> _Brief_:
Search the data for the word "Pathway" and copy every line where it occurs.

> _Input material_:
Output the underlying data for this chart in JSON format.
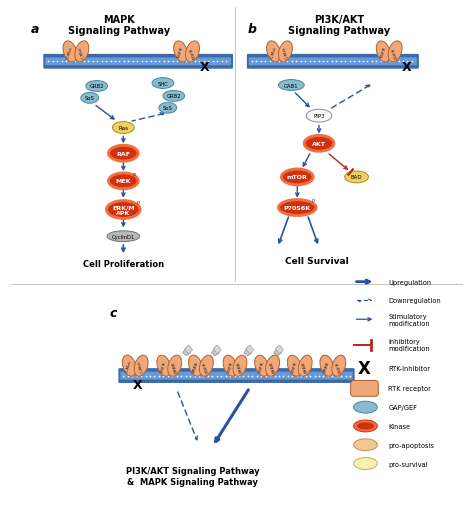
{
  "bg_color": "#ffffff",
  "membrane_color": "#3a6aaa",
  "membrane_mid_color": "#6a9ad5",
  "receptor_color": "#f0a878",
  "receptor_stroke": "#b06030",
  "kinase_outer_color": "#f07040",
  "kinase_inner_color": "#d03010",
  "gap_gef_color": "#88bbd0",
  "gap_gef_stroke": "#4888a0",
  "yellow_node_color": "#f0d060",
  "yellow_node_stroke": "#b08820",
  "gray_node_color": "#b8b8b8",
  "gray_node_stroke": "#707070",
  "white_node_color": "#f8f8f8",
  "white_node_stroke": "#909090",
  "arrow_blue": "#2a50a0",
  "inhibit_red": "#c02020",
  "legend_rtk_color": "#f0a878",
  "legend_gap_color": "#88bbd0",
  "legend_kinase_outer": "#f07040",
  "legend_kinase_inner": "#d03010",
  "legend_proapop_color": "#f0c890",
  "legend_prosurvival_color": "#f8f0b0",
  "section_a_title": "MAPK\nSignaling Pathway",
  "section_b_title": "PI3K/AKT\nSignaling Pathway",
  "section_c_title": "PI3K/AKT Signaling Pathway\n&  MAPK Signaling Pathway"
}
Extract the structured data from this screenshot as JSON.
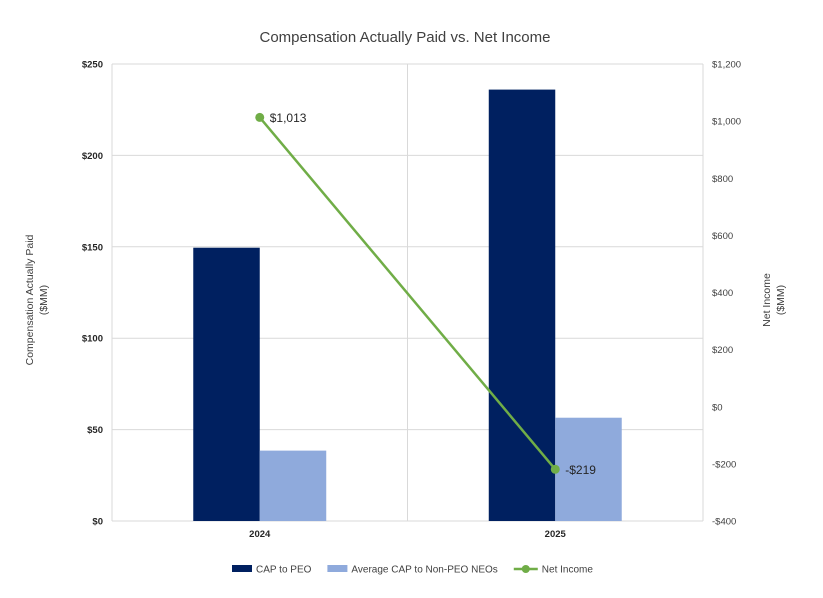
{
  "chart_data": {
    "type": "bar",
    "title": "Compensation Actually Paid vs. Net Income",
    "categories": [
      "2024",
      "2025"
    ],
    "series": [
      {
        "name": "CAP to PEO",
        "type": "bar",
        "axis": "left",
        "color": "#002060",
        "values": [
          149.5,
          236
        ]
      },
      {
        "name": "Average CAP to Non-PEO NEOs",
        "type": "bar",
        "axis": "left",
        "color": "#8faadc",
        "values": [
          38.5,
          56.5
        ]
      },
      {
        "name": "Net Income",
        "type": "line",
        "axis": "right",
        "color": "#70ad47",
        "values": [
          1013,
          -219
        ],
        "labels": [
          "$1,013",
          "-$219"
        ]
      }
    ],
    "y_left": {
      "label_line1": "Compensation Actually Paid",
      "label_line2": "($MM)",
      "range": [
        0,
        250
      ],
      "ticks": [
        0,
        50,
        100,
        150,
        200,
        250
      ],
      "tick_labels": [
        "$0",
        "$50",
        "$100",
        "$150",
        "$200",
        "$250"
      ]
    },
    "y_right": {
      "label_line1": "Net Income",
      "label_line2": "($MM)",
      "range": [
        -400,
        1200
      ],
      "ticks": [
        -400,
        -200,
        0,
        200,
        400,
        600,
        800,
        1000,
        1200
      ],
      "tick_labels": [
        "-$400",
        "-$200",
        "$0",
        "$200",
        "$400",
        "$600",
        "$800",
        "$1,000",
        "$1,200"
      ]
    },
    "grid": true,
    "legend_position": "bottom"
  }
}
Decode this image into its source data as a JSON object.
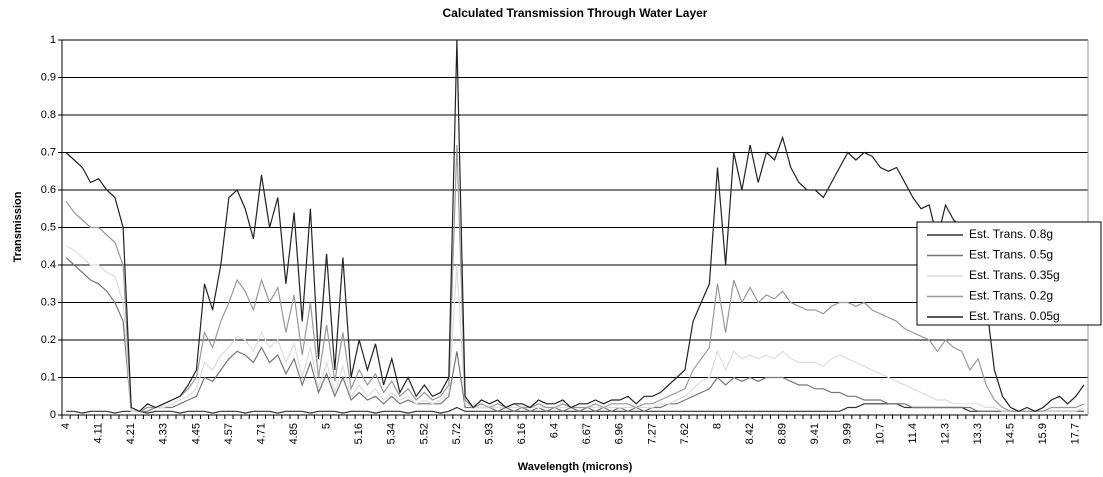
{
  "chart_data": {
    "type": "line",
    "title": "Calculated Transmission Through Water Layer",
    "x_label": "Wavelength (microns)",
    "y_label": "Transmission",
    "categories": [
      "4",
      null,
      null,
      null,
      "4.11",
      null,
      null,
      null,
      "4.21",
      null,
      null,
      null,
      "4.33",
      null,
      null,
      null,
      "4.45",
      null,
      null,
      null,
      "4.57",
      null,
      null,
      null,
      "4.71",
      null,
      null,
      null,
      "4.85",
      null,
      null,
      null,
      "5",
      null,
      null,
      null,
      "5.16",
      null,
      null,
      null,
      "5.34",
      null,
      null,
      null,
      "5.52",
      null,
      null,
      null,
      "5.72",
      null,
      null,
      null,
      "5.93",
      null,
      null,
      null,
      "6.16",
      null,
      null,
      null,
      "6.4",
      null,
      null,
      null,
      "6.67",
      null,
      null,
      null,
      "6.96",
      null,
      null,
      null,
      "7.27",
      null,
      null,
      null,
      "7.62",
      null,
      null,
      null,
      "8",
      null,
      null,
      null,
      "8.42",
      null,
      null,
      null,
      "8.89",
      null,
      null,
      null,
      "9.41",
      null,
      null,
      null,
      "9.99",
      null,
      null,
      null,
      "10.7",
      null,
      null,
      null,
      "11.4",
      null,
      null,
      null,
      "12.3",
      null,
      null,
      null,
      "13.3",
      null,
      null,
      null,
      "14.5",
      null,
      null,
      null,
      "15.9",
      null,
      null,
      null,
      "17.7",
      null
    ],
    "ylim": [
      0,
      1
    ],
    "yticks": [
      0,
      0.1,
      0.2,
      0.3,
      0.4,
      0.5,
      0.6,
      0.7,
      0.8,
      0.9,
      1
    ],
    "grid": true,
    "legend": "right",
    "series": [
      {
        "name": "Est. Trans. 0.8g",
        "color": "#333333",
        "values": [
          0.01,
          0.01,
          0.005,
          0.01,
          0.01,
          0.01,
          0.005,
          0.01,
          0.01,
          0.01,
          0.005,
          0.01,
          0.01,
          0.01,
          0.005,
          0.01,
          0.01,
          0.01,
          0.005,
          0.01,
          0.01,
          0.01,
          0.005,
          0.01,
          0.01,
          0.01,
          0.005,
          0.01,
          0.01,
          0.01,
          0.005,
          0.01,
          0.01,
          0.01,
          0.005,
          0.01,
          0.01,
          0.01,
          0.005,
          0.01,
          0.01,
          0.01,
          0.005,
          0.01,
          0.01,
          0.01,
          0.005,
          0.01,
          0.02,
          0.01,
          0.01,
          0.01,
          0.01,
          0.01,
          0.01,
          0.01,
          0.01,
          0.01,
          0.01,
          0.01,
          0.01,
          0.01,
          0.01,
          0.01,
          0.01,
          0.01,
          0.01,
          0.01,
          0.01,
          0.01,
          0.01,
          0.01,
          0.01,
          0.01,
          0.01,
          0.01,
          0.01,
          0.01,
          0.01,
          0.01,
          0.01,
          0.01,
          0.01,
          0.01,
          0.01,
          0.01,
          0.01,
          0.01,
          0.01,
          0.01,
          0.01,
          0.01,
          0.01,
          0.01,
          0.01,
          0.01,
          0.02,
          0.02,
          0.03,
          0.03,
          0.03,
          0.03,
          0.03,
          0.02,
          0.02,
          0.02,
          0.02,
          0.02,
          0.02,
          0.02,
          0.02,
          0.01,
          0.01,
          0.01,
          0.01,
          0.01,
          0.01,
          0.01,
          0.01,
          0.01,
          0.01,
          0.01,
          0.01,
          0.01,
          0.01,
          0.01
        ]
      },
      {
        "name": "Est. Trans. 0.5g",
        "color": "#777777",
        "values": [
          0.42,
          0.4,
          0.38,
          0.36,
          0.35,
          0.33,
          0.3,
          0.25,
          0.01,
          0.01,
          0.01,
          0.02,
          0.02,
          0.02,
          0.03,
          0.04,
          0.05,
          0.1,
          0.09,
          0.12,
          0.15,
          0.17,
          0.16,
          0.14,
          0.18,
          0.14,
          0.16,
          0.11,
          0.15,
          0.08,
          0.14,
          0.06,
          0.11,
          0.05,
          0.1,
          0.04,
          0.06,
          0.04,
          0.05,
          0.03,
          0.05,
          0.03,
          0.04,
          0.03,
          0.03,
          0.03,
          0.03,
          0.05,
          0.17,
          0.02,
          0.02,
          0.02,
          0.02,
          0.01,
          0.02,
          0.01,
          0.02,
          0.01,
          0.02,
          0.01,
          0.02,
          0.01,
          0.02,
          0.01,
          0.02,
          0.01,
          0.02,
          0.01,
          0.02,
          0.01,
          0.02,
          0.01,
          0.02,
          0.02,
          0.03,
          0.03,
          0.04,
          0.05,
          0.06,
          0.07,
          0.1,
          0.08,
          0.1,
          0.09,
          0.1,
          0.09,
          0.1,
          0.1,
          0.1,
          0.09,
          0.08,
          0.08,
          0.07,
          0.07,
          0.06,
          0.06,
          0.05,
          0.05,
          0.04,
          0.04,
          0.04,
          0.03,
          0.03,
          0.03,
          0.02,
          0.02,
          0.02,
          0.02,
          0.02,
          0.02,
          0.02,
          0.02,
          0.01,
          0.01,
          0.01,
          0.01,
          0.01,
          0.01,
          0.01,
          0.01,
          0.01,
          0.01,
          0.01,
          0.01,
          0.01,
          0.01
        ]
      },
      {
        "name": "Est. Trans. 0.35g",
        "color": "#dddddd",
        "values": [
          0.45,
          0.44,
          0.42,
          0.4,
          0.4,
          0.38,
          0.37,
          0.3,
          0.01,
          0.01,
          0.02,
          0.02,
          0.02,
          0.03,
          0.04,
          0.05,
          0.07,
          0.14,
          0.12,
          0.16,
          0.18,
          0.21,
          0.2,
          0.17,
          0.22,
          0.18,
          0.2,
          0.14,
          0.19,
          0.1,
          0.18,
          0.07,
          0.14,
          0.06,
          0.13,
          0.05,
          0.08,
          0.05,
          0.07,
          0.04,
          0.06,
          0.04,
          0.05,
          0.03,
          0.04,
          0.03,
          0.04,
          0.06,
          0.4,
          0.03,
          0.02,
          0.02,
          0.02,
          0.02,
          0.02,
          0.02,
          0.02,
          0.02,
          0.02,
          0.02,
          0.02,
          0.02,
          0.02,
          0.02,
          0.02,
          0.02,
          0.02,
          0.02,
          0.02,
          0.02,
          0.02,
          0.02,
          0.02,
          0.03,
          0.03,
          0.04,
          0.05,
          0.07,
          0.09,
          0.1,
          0.17,
          0.12,
          0.17,
          0.15,
          0.16,
          0.15,
          0.16,
          0.15,
          0.17,
          0.15,
          0.14,
          0.14,
          0.14,
          0.13,
          0.15,
          0.16,
          0.15,
          0.14,
          0.13,
          0.12,
          0.11,
          0.1,
          0.09,
          0.08,
          0.07,
          0.06,
          0.05,
          0.04,
          0.04,
          0.03,
          0.03,
          0.03,
          0.03,
          0.02,
          0.02,
          0.01,
          0.01,
          0.01,
          0.01,
          0.01,
          0.01,
          0.01,
          0.01,
          0.01,
          0.01,
          0.02
        ]
      },
      {
        "name": "Est. Trans. 0.2g",
        "color": "#999999",
        "values": [
          0.57,
          0.54,
          0.52,
          0.5,
          0.5,
          0.48,
          0.46,
          0.4,
          0.02,
          0.01,
          0.02,
          0.02,
          0.03,
          0.04,
          0.05,
          0.07,
          0.1,
          0.22,
          0.18,
          0.25,
          0.3,
          0.36,
          0.33,
          0.28,
          0.36,
          0.3,
          0.34,
          0.22,
          0.32,
          0.16,
          0.3,
          0.1,
          0.24,
          0.09,
          0.22,
          0.07,
          0.12,
          0.08,
          0.11,
          0.06,
          0.09,
          0.05,
          0.07,
          0.04,
          0.06,
          0.04,
          0.05,
          0.08,
          0.72,
          0.04,
          0.02,
          0.03,
          0.02,
          0.03,
          0.02,
          0.03,
          0.02,
          0.02,
          0.03,
          0.02,
          0.02,
          0.03,
          0.02,
          0.02,
          0.02,
          0.03,
          0.02,
          0.03,
          0.03,
          0.03,
          0.02,
          0.03,
          0.03,
          0.04,
          0.05,
          0.06,
          0.07,
          0.12,
          0.15,
          0.18,
          0.35,
          0.22,
          0.36,
          0.3,
          0.34,
          0.3,
          0.32,
          0.31,
          0.33,
          0.3,
          0.29,
          0.28,
          0.28,
          0.27,
          0.29,
          0.3,
          0.3,
          0.29,
          0.3,
          0.28,
          0.27,
          0.26,
          0.25,
          0.23,
          0.22,
          0.21,
          0.2,
          0.17,
          0.2,
          0.18,
          0.17,
          0.12,
          0.15,
          0.08,
          0.04,
          0.02,
          0.01,
          0.01,
          0.01,
          0.01,
          0.01,
          0.02,
          0.02,
          0.02,
          0.02,
          0.03
        ]
      },
      {
        "name": "Est. Trans. 0.05g",
        "color": "#222222",
        "values": [
          0.7,
          0.68,
          0.66,
          0.62,
          0.63,
          0.6,
          0.58,
          0.5,
          0.02,
          0.01,
          0.03,
          0.02,
          0.03,
          0.04,
          0.05,
          0.08,
          0.12,
          0.35,
          0.28,
          0.4,
          0.58,
          0.6,
          0.55,
          0.47,
          0.64,
          0.5,
          0.58,
          0.35,
          0.54,
          0.25,
          0.55,
          0.15,
          0.43,
          0.12,
          0.42,
          0.1,
          0.2,
          0.12,
          0.19,
          0.08,
          0.15,
          0.06,
          0.1,
          0.05,
          0.08,
          0.05,
          0.06,
          0.1,
          1.0,
          0.05,
          0.02,
          0.04,
          0.03,
          0.04,
          0.02,
          0.03,
          0.03,
          0.02,
          0.04,
          0.03,
          0.03,
          0.04,
          0.02,
          0.03,
          0.03,
          0.04,
          0.03,
          0.04,
          0.04,
          0.05,
          0.03,
          0.05,
          0.05,
          0.06,
          0.08,
          0.1,
          0.12,
          0.25,
          0.3,
          0.35,
          0.66,
          0.4,
          0.7,
          0.6,
          0.72,
          0.62,
          0.7,
          0.68,
          0.74,
          0.66,
          0.62,
          0.6,
          0.6,
          0.58,
          0.62,
          0.66,
          0.7,
          0.68,
          0.7,
          0.69,
          0.66,
          0.65,
          0.66,
          0.62,
          0.58,
          0.55,
          0.56,
          0.47,
          0.56,
          0.52,
          0.5,
          0.33,
          0.5,
          0.3,
          0.12,
          0.05,
          0.02,
          0.01,
          0.02,
          0.01,
          0.02,
          0.04,
          0.05,
          0.03,
          0.05,
          0.08
        ]
      }
    ]
  }
}
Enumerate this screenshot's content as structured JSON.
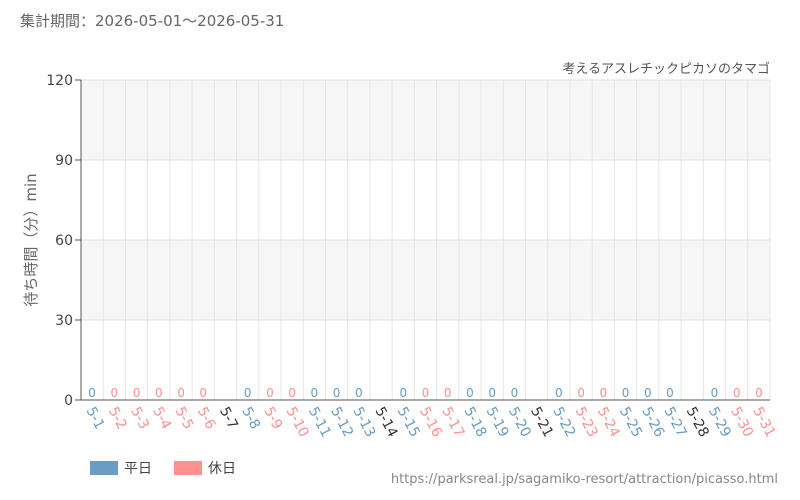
{
  "header": {
    "period": "集計期間：2026-05-01～2026-05-31",
    "attraction": "考えるアスレチックピカソのタマゴ",
    "source": "https://parksreal.jp/sagamiko-resort/attraction/picasso.html"
  },
  "legend": {
    "weekday": "平日",
    "holiday": "休日"
  },
  "colors": {
    "weekday": "#6a9cc4",
    "holiday": "#ff9190",
    "day_none": "#333333",
    "band_alt": "#f6f6f6"
  },
  "chart_data": {
    "type": "bar",
    "title": "考えるアスレチックピカソのタマゴ",
    "xlabel": "",
    "ylabel": "待ち時間（分）min",
    "ylim": [
      0,
      120
    ],
    "yticks": [
      0,
      30,
      60,
      90,
      120
    ],
    "grid": true,
    "legend_position": "bottom-left",
    "categories": [
      "5-1",
      "5-2",
      "5-3",
      "5-4",
      "5-5",
      "5-6",
      "5-7",
      "5-8",
      "5-9",
      "5-10",
      "5-11",
      "5-12",
      "5-13",
      "5-14",
      "5-15",
      "5-16",
      "5-17",
      "5-18",
      "5-19",
      "5-20",
      "5-21",
      "5-22",
      "5-23",
      "5-24",
      "5-25",
      "5-26",
      "5-27",
      "5-28",
      "5-29",
      "5-30",
      "5-31"
    ],
    "day_types": [
      "weekday",
      "holiday",
      "holiday",
      "holiday",
      "holiday",
      "holiday",
      "none",
      "weekday",
      "holiday",
      "holiday",
      "weekday",
      "weekday",
      "weekday",
      "none",
      "weekday",
      "holiday",
      "holiday",
      "weekday",
      "weekday",
      "weekday",
      "none",
      "weekday",
      "holiday",
      "holiday",
      "weekday",
      "weekday",
      "weekday",
      "none",
      "weekday",
      "holiday",
      "holiday"
    ],
    "values": [
      0,
      0,
      0,
      0,
      0,
      0,
      null,
      0,
      0,
      0,
      0,
      0,
      0,
      null,
      0,
      0,
      0,
      0,
      0,
      0,
      null,
      0,
      0,
      0,
      0,
      0,
      0,
      null,
      0,
      0,
      0
    ],
    "data_labels": [
      "0",
      "0",
      "0",
      "0",
      "0",
      "0",
      "",
      "0",
      "0",
      "0",
      "0",
      "0",
      "0",
      "",
      "0",
      "0",
      "0",
      "0",
      "0",
      "0",
      "",
      "0",
      "0",
      "0",
      "0",
      "0",
      "0",
      "",
      "0",
      "0",
      "0"
    ],
    "series": [
      {
        "name": "平日",
        "key": "weekday"
      },
      {
        "name": "休日",
        "key": "holiday"
      }
    ]
  }
}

> _Solution for this problem_:
  "section_a_title": "MAPK\nSignaling Pathway",
  "section_b_title": "PI3K/AKT\nSignaling Pathway",
  "section_c_title": "PI3K/AKT Signaling Pathway\n&  MAPK Signaling Pathway"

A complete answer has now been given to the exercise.